■ **Short exercise**
Transcribe the records that follow exactly. Skip the pictures.

■ **Stored dataset items**
----------
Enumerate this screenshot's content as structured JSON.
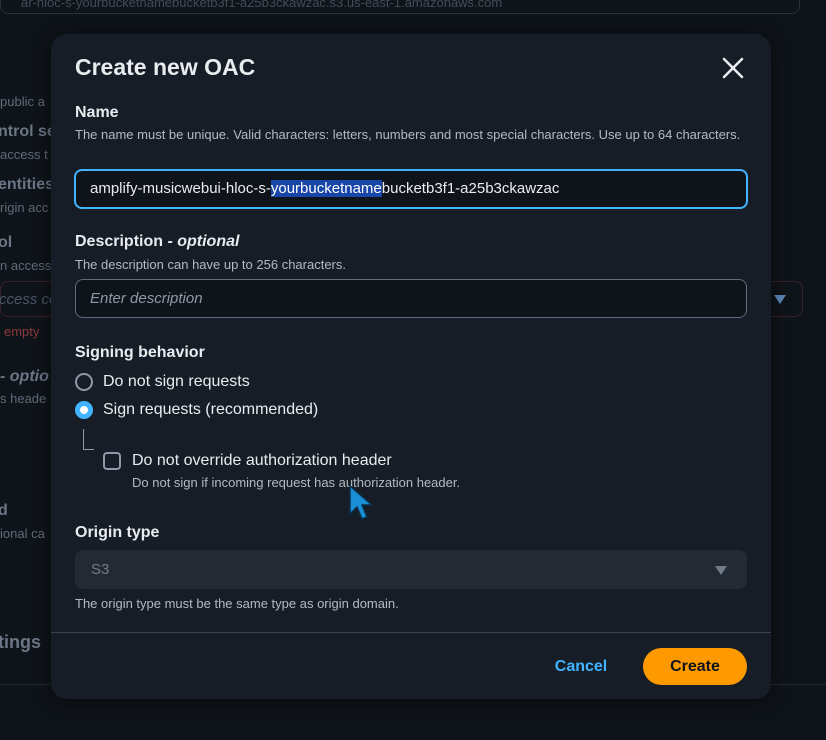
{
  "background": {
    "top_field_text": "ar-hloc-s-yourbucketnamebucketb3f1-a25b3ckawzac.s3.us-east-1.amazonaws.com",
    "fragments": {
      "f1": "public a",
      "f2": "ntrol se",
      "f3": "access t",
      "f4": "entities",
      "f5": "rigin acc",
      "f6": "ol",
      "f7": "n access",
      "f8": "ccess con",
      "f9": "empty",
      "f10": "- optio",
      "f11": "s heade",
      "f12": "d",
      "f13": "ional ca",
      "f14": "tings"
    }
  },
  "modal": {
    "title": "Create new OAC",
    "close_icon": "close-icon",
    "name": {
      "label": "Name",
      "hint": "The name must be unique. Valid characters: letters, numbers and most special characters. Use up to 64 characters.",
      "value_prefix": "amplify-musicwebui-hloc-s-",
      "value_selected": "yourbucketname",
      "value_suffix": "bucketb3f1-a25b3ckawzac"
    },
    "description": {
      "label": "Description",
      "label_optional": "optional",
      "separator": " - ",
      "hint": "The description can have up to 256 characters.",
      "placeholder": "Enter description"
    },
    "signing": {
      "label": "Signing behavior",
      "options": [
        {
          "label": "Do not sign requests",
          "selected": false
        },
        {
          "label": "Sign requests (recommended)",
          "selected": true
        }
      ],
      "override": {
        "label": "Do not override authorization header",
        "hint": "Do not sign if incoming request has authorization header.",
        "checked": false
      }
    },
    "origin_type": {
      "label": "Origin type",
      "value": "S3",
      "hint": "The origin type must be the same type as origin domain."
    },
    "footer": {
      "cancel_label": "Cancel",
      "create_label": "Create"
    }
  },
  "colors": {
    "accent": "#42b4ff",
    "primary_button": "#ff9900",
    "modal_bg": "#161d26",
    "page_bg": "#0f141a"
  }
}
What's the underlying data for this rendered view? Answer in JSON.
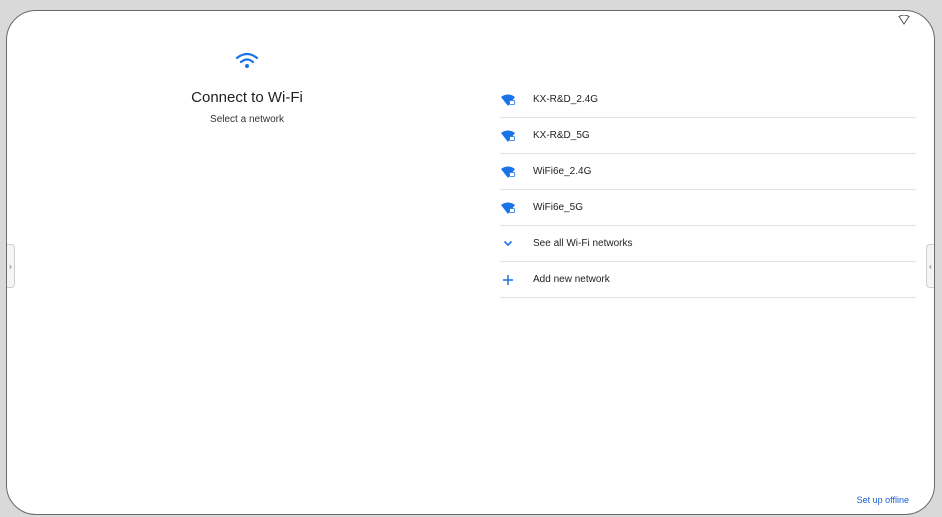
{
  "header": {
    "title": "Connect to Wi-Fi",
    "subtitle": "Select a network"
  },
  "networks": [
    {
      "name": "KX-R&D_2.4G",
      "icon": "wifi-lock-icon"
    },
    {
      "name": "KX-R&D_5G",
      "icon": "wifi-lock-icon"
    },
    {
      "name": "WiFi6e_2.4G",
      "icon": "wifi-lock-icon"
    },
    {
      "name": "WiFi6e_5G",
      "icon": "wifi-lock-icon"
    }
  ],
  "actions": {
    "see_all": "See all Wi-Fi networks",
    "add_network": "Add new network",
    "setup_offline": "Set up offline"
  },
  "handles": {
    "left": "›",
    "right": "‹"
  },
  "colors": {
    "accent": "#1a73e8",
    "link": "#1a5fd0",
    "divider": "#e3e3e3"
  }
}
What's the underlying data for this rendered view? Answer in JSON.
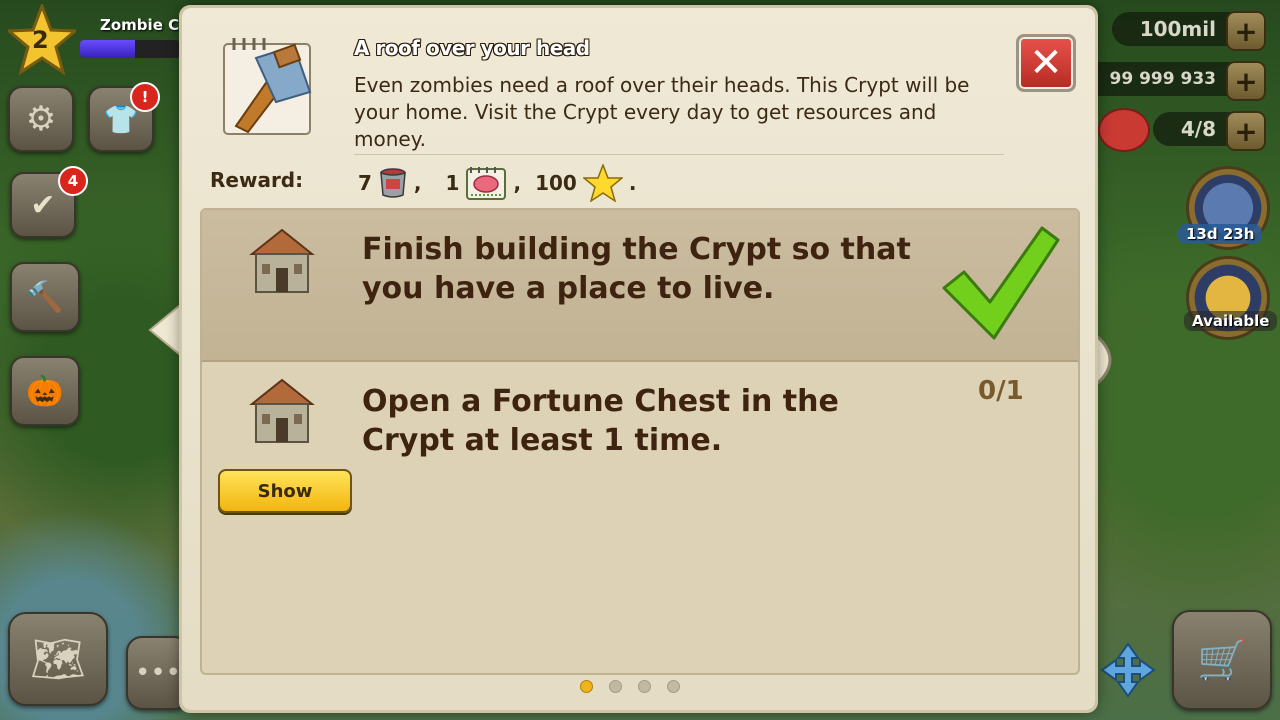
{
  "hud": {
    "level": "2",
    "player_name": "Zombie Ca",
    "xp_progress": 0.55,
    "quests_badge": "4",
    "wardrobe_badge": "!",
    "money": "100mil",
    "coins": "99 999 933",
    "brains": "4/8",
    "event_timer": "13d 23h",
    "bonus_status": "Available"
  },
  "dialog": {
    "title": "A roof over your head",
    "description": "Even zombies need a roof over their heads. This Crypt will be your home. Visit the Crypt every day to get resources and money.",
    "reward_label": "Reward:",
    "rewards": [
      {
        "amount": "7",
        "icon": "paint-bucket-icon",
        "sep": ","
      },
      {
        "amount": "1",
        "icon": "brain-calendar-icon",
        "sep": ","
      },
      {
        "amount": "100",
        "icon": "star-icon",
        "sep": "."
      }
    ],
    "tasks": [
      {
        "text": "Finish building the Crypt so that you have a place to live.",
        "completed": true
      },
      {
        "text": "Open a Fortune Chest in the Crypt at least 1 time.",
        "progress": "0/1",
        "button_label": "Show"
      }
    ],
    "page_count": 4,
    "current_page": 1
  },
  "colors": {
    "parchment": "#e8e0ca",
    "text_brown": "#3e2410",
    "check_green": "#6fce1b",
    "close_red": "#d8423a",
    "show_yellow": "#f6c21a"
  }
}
----------
■ **The result**
Enumerate this screenshot's content as structured JSON.
{
  "background": {
    "top_field_text": "ar-hloc-s-yourbucketnamebucketb3f1-a25b3ckawzac.s3.us-east-1.amazonaws.com",
    "fragments": {
      "f1": "public a",
      "f2": "ntrol se",
      "f3": "access t",
      "f4": "entities",
      "f5": "rigin acc",
      "f6": "ol",
      "f7": "n access",
      "f8": "ccess con",
      "f9": "empty",
      "f10": "- optio",
      "f11": "s heade",
      "f12": "d",
      "f13": "ional ca",
      "f14": "tings"
    }
  },
  "modal": {
    "title": "Create new OAC",
    "close_icon": "close-icon",
    "name": {
      "label": "Name",
      "hint": "The name must be unique. Valid characters: letters, numbers and most special characters. Use up to 64 characters.",
      "value_prefix": "amplify-musicwebui-hloc-s-",
      "value_selected": "yourbucketname",
      "value_suffix": "bucketb3f1-a25b3ckawzac"
    },
    "description": {
      "label": "Description",
      "label_optional": "optional",
      "separator": " - ",
      "hint": "The description can have up to 256 characters.",
      "placeholder": "Enter description"
    },
    "signing": {
      "label": "Signing behavior",
      "options": [
        {
          "label": "Do not sign requests",
          "selected": false
        },
        {
          "label": "Sign requests (recommended)",
          "selected": true
        }
      ],
      "override": {
        "label": "Do not override authorization header",
        "hint": "Do not sign if incoming request has authorization header.",
        "checked": false
      }
    },
    "origin_type": {
      "label": "Origin type",
      "value": "S3",
      "hint": "The origin type must be the same type as origin domain."
    },
    "footer": {
      "cancel_label": "Cancel",
      "create_label": "Create"
    }
  },
  "colors": {
    "accent": "#42b4ff",
    "primary_button": "#ff9900",
    "modal_bg": "#161d26",
    "page_bg": "#0f141a"
  }
}
What's the underlying data for this rendered view? Answer in JSON.
{
  "header": {
    "title": "Connect to Wi-Fi",
    "subtitle": "Select a network"
  },
  "networks": [
    {
      "name": "KX-R&D_2.4G",
      "icon": "wifi-lock-icon"
    },
    {
      "name": "KX-R&D_5G",
      "icon": "wifi-lock-icon"
    },
    {
      "name": "WiFi6e_2.4G",
      "icon": "wifi-lock-icon"
    },
    {
      "name": "WiFi6e_5G",
      "icon": "wifi-lock-icon"
    }
  ],
  "actions": {
    "see_all": "See all Wi-Fi networks",
    "add_network": "Add new network",
    "setup_offline": "Set up offline"
  },
  "handles": {
    "left": "›",
    "right": "‹"
  },
  "colors": {
    "accent": "#1a73e8",
    "link": "#1a5fd0",
    "divider": "#e3e3e3"
  }
}
What's the underlying data for this rendered view? Answer in JSON.
{
  "hud": {
    "level": "2",
    "player_name": "Zombie Ca",
    "xp_progress": 0.55,
    "quests_badge": "4",
    "wardrobe_badge": "!",
    "money": "100mil",
    "coins": "99 999 933",
    "brains": "4/8",
    "event_timer": "13d 23h",
    "bonus_status": "Available"
  },
  "dialog": {
    "title": "A roof over your head",
    "description": "Even zombies need a roof over their heads. This Crypt will be your home. Visit the Crypt every day to get resources and money.",
    "reward_label": "Reward:",
    "rewards": [
      {
        "amount": "7",
        "icon": "paint-bucket-icon",
        "sep": ","
      },
      {
        "amount": "1",
        "icon": "brain-calendar-icon",
        "sep": ","
      },
      {
        "amount": "100",
        "icon": "star-icon",
        "sep": "."
      }
    ],
    "tasks": [
      {
        "text": "Finish building the Crypt so that you have a place to live.",
        "completed": true
      },
      {
        "text": "Open a Fortune Chest in the Crypt at least 1 time.",
        "progress": "0/1",
        "button_label": "Show"
      }
    ],
    "page_count": 4,
    "current_page": 1
  },
  "colors": {
    "parchment": "#e8e0ca",
    "text_brown": "#3e2410",
    "check_green": "#6fce1b",
    "close_red": "#d8423a",
    "show_yellow": "#f6c21a"
  }
}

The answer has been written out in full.